THE TASK :: Where the word "pryč" occurs in a line, return that line.

RAW RECORDS ::
_____
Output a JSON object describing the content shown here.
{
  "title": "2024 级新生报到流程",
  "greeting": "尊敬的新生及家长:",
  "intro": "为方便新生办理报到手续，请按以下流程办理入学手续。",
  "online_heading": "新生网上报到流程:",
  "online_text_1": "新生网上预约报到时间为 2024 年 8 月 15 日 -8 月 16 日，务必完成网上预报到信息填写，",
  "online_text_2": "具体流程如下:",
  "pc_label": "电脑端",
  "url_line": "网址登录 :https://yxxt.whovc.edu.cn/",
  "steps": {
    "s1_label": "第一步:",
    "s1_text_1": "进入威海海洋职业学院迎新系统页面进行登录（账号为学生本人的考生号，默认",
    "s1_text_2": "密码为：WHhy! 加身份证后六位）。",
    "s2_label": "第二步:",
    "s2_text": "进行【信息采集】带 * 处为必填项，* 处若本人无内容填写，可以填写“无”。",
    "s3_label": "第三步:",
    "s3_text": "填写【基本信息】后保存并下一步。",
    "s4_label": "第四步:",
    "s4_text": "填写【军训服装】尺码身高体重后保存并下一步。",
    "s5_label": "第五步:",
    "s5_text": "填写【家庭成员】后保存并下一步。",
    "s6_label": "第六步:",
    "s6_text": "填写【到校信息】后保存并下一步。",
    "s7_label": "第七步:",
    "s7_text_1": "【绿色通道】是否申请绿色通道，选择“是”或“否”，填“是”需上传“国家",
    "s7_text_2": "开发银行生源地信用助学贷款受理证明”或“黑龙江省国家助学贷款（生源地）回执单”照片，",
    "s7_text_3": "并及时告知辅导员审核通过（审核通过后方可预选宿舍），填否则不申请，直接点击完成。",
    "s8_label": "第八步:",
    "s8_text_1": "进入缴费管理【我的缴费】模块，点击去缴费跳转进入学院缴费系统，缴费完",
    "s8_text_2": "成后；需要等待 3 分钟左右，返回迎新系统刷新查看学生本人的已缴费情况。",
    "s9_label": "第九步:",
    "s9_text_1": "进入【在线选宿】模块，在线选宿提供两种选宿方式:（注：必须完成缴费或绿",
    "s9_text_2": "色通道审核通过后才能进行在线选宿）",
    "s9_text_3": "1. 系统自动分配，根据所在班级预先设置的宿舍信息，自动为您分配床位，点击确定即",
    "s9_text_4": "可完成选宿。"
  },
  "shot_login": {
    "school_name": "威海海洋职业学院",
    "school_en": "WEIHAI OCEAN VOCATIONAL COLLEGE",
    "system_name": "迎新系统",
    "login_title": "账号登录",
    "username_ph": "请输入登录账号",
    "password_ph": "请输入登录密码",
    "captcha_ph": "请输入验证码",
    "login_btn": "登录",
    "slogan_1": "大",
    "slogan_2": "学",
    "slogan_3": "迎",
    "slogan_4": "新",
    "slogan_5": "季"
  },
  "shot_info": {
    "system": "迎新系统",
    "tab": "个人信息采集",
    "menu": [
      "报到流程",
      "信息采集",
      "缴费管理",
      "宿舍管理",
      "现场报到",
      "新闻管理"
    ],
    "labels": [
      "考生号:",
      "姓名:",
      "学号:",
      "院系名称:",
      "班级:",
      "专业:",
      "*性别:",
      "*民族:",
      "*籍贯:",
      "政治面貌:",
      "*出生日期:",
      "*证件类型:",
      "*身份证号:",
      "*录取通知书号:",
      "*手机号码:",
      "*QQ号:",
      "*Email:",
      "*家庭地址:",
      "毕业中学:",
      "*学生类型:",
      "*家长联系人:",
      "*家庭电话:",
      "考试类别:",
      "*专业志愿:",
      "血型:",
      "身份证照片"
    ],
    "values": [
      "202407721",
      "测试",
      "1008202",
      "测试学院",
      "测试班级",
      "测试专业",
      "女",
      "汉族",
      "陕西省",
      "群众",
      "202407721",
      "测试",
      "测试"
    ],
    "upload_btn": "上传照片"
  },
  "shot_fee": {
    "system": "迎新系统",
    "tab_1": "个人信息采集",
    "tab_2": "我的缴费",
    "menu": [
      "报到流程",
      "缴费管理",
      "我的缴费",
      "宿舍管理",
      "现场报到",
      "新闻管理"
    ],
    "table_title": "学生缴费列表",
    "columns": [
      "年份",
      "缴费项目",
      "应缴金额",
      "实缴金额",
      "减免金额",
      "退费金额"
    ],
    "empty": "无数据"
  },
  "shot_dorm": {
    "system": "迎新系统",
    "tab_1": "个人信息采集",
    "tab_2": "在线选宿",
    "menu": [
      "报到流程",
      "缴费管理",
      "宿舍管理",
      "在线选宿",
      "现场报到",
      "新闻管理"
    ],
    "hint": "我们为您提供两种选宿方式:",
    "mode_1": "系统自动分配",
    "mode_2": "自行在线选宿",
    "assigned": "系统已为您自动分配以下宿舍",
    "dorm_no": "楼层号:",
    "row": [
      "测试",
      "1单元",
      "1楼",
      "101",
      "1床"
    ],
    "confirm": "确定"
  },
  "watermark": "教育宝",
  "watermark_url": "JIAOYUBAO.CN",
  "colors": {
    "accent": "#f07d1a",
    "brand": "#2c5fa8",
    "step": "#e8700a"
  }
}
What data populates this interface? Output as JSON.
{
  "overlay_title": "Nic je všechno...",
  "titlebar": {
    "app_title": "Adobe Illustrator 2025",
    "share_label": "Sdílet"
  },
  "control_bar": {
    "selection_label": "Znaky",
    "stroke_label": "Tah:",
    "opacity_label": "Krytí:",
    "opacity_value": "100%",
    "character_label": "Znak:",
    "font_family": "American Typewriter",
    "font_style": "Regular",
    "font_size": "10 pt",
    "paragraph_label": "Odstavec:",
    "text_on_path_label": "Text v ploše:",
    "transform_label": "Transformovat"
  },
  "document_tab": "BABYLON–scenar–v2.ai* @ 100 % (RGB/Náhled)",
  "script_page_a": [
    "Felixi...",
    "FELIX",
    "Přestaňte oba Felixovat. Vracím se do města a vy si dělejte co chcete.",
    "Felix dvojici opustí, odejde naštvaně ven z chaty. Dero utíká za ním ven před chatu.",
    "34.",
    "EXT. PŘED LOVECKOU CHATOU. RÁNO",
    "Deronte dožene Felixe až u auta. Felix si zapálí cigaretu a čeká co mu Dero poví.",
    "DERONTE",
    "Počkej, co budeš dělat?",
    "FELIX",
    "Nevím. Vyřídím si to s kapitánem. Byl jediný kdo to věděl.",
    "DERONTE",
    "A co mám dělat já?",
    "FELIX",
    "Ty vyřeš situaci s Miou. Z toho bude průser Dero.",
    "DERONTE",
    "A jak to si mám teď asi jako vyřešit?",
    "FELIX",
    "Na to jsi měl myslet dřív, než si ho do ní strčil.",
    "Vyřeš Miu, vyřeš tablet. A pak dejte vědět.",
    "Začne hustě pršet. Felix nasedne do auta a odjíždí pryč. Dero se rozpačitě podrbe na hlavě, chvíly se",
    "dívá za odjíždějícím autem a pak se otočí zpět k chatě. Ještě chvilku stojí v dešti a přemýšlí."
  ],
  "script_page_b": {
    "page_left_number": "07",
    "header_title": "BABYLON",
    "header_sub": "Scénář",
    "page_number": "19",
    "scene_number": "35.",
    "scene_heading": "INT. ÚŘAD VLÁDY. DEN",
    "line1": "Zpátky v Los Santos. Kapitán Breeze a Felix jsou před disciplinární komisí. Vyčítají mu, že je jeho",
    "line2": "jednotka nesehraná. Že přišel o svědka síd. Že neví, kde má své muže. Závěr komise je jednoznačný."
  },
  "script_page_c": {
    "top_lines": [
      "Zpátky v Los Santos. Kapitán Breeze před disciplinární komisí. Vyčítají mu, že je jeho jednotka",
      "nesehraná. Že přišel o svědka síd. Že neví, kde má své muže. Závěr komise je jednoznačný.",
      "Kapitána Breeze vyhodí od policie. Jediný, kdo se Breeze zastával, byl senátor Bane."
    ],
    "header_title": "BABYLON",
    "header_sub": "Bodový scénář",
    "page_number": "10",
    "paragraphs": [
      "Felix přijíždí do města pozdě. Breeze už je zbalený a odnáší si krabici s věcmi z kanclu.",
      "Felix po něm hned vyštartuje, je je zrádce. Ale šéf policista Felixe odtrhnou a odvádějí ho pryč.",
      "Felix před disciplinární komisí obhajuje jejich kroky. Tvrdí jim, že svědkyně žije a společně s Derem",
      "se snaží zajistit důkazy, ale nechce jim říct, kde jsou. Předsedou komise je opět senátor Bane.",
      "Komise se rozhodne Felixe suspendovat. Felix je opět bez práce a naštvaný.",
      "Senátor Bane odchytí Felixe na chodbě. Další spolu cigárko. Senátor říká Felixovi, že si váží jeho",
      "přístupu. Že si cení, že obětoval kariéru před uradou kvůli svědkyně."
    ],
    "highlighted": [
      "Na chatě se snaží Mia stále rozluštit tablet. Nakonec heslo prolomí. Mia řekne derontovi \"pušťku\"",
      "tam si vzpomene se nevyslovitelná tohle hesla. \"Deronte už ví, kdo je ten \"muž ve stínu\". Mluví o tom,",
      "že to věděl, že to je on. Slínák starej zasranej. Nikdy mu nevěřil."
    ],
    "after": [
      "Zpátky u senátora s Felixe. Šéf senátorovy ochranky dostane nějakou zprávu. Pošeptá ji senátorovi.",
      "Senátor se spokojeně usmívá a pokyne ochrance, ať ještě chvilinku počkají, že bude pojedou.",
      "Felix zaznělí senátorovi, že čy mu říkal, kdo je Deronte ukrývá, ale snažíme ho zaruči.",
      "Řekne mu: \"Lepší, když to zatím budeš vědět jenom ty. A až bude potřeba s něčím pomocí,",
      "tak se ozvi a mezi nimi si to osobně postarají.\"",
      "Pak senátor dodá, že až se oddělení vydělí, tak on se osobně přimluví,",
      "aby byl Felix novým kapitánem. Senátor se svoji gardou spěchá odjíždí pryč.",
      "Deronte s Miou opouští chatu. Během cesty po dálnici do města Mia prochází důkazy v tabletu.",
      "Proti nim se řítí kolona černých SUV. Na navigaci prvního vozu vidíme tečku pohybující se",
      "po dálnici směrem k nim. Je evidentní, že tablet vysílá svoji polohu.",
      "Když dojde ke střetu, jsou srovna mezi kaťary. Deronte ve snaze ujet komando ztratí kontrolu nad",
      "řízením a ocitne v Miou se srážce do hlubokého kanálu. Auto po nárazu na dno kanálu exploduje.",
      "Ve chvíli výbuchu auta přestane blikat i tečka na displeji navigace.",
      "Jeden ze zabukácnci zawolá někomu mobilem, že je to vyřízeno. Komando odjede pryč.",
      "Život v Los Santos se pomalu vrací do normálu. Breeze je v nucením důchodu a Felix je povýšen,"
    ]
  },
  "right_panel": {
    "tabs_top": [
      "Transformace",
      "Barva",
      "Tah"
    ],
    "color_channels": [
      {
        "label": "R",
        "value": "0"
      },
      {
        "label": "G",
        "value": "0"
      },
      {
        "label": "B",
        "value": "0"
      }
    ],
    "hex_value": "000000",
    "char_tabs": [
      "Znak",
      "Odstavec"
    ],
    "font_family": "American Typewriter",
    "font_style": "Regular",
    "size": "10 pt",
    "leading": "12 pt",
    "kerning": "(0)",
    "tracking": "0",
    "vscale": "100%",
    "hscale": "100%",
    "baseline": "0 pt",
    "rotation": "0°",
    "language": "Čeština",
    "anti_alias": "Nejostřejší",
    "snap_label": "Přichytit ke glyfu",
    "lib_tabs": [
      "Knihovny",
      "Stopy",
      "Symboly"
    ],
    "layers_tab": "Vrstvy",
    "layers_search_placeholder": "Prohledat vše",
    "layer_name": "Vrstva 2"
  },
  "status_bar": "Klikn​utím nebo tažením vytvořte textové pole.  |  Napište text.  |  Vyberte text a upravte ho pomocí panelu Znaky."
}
_____
FINISHED EXERCISE ::
    "Začne hustě pršet. Felix nasedne do auta a odjíždí pryč. Dero se rozpačitě podrbe na hlavě, chvíly se",
      "Felix po něm hned vyštartuje, je je zrádce. Ale šéf policista Felixe odtrhnou a odvádějí ho pryč.",
      "aby byl Felix novým kapitánem. Senátor se svoji gardou spěchá odjíždí pryč.",
      "Jeden ze zabukácnci zawolá někomu mobilem, že je to vyřízeno. Komando odjede pryč.",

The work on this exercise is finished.